__Challenge__.
Every entry below must be repeated exactly; skip the pictures.

-------

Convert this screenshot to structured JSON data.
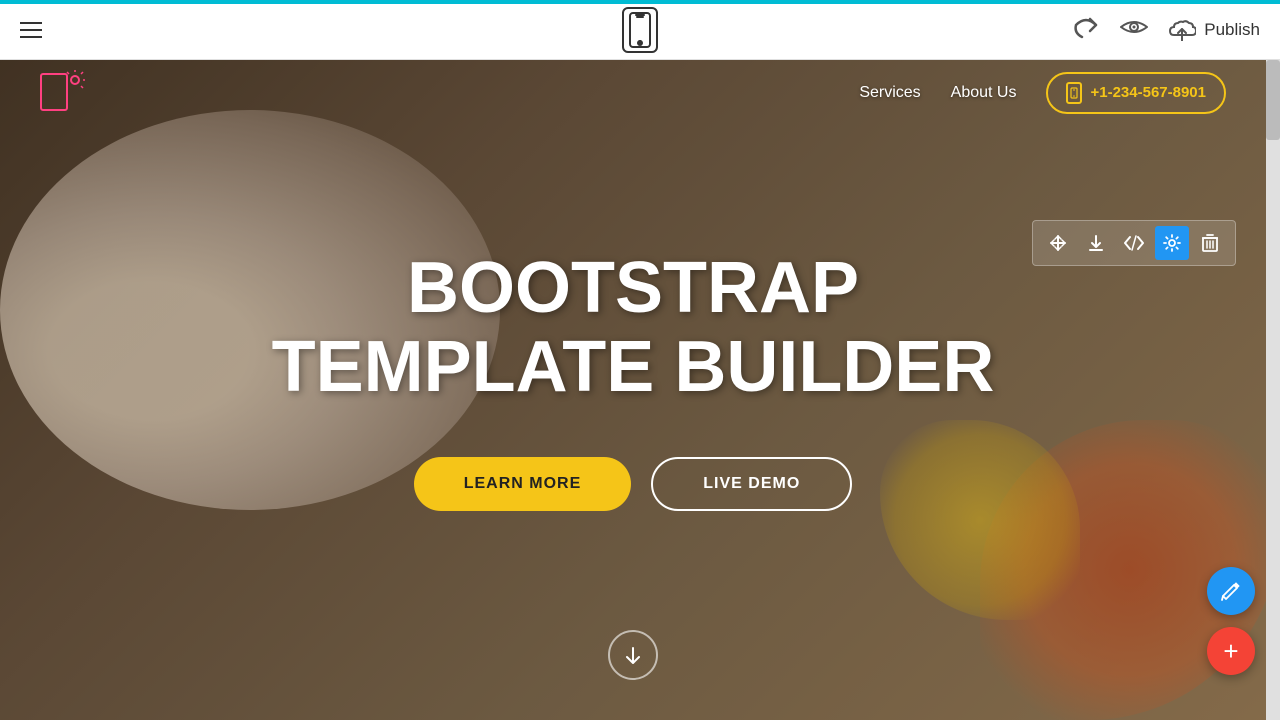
{
  "toolbar": {
    "hamburger_label": "menu",
    "undo_label": "↺",
    "eye_label": "👁",
    "publish_label": "Publish",
    "cloud_icon": "☁"
  },
  "site": {
    "navbar": {
      "nav_links": [
        {
          "label": "Services"
        },
        {
          "label": "About Us"
        }
      ],
      "phone": "+1-234-567-8901"
    },
    "hero": {
      "title_line1": "BOOTSTRAP",
      "title_line2": "TEMPLATE BUILDER",
      "btn_learn_more": "LEARN MORE",
      "btn_live_demo": "LIVE DEMO"
    }
  },
  "section_tools": [
    {
      "icon": "⇅",
      "name": "move"
    },
    {
      "icon": "⬇",
      "name": "download"
    },
    {
      "icon": "</>",
      "name": "code"
    },
    {
      "icon": "⚙",
      "name": "settings",
      "active": true
    },
    {
      "icon": "🗑",
      "name": "delete"
    }
  ],
  "fabs": {
    "pencil": "✏",
    "add": "+"
  }
}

-------

__The output__.
Convert this screenshot to structured JSON data.
{
  "toolbar": {
    "hamburger_label": "menu",
    "undo_label": "↺",
    "eye_label": "👁",
    "publish_label": "Publish",
    "cloud_icon": "☁"
  },
  "site": {
    "navbar": {
      "nav_links": [
        {
          "label": "Services"
        },
        {
          "label": "About Us"
        }
      ],
      "phone": "+1-234-567-8901"
    },
    "hero": {
      "title_line1": "BOOTSTRAP",
      "title_line2": "TEMPLATE BUILDER",
      "btn_learn_more": "LEARN MORE",
      "btn_live_demo": "LIVE DEMO"
    }
  },
  "section_tools": [
    {
      "icon": "⇅",
      "name": "move"
    },
    {
      "icon": "⬇",
      "name": "download"
    },
    {
      "icon": "</>",
      "name": "code"
    },
    {
      "icon": "⚙",
      "name": "settings",
      "active": true
    },
    {
      "icon": "🗑",
      "name": "delete"
    }
  ],
  "fabs": {
    "pencil": "✏",
    "add": "+"
  }
}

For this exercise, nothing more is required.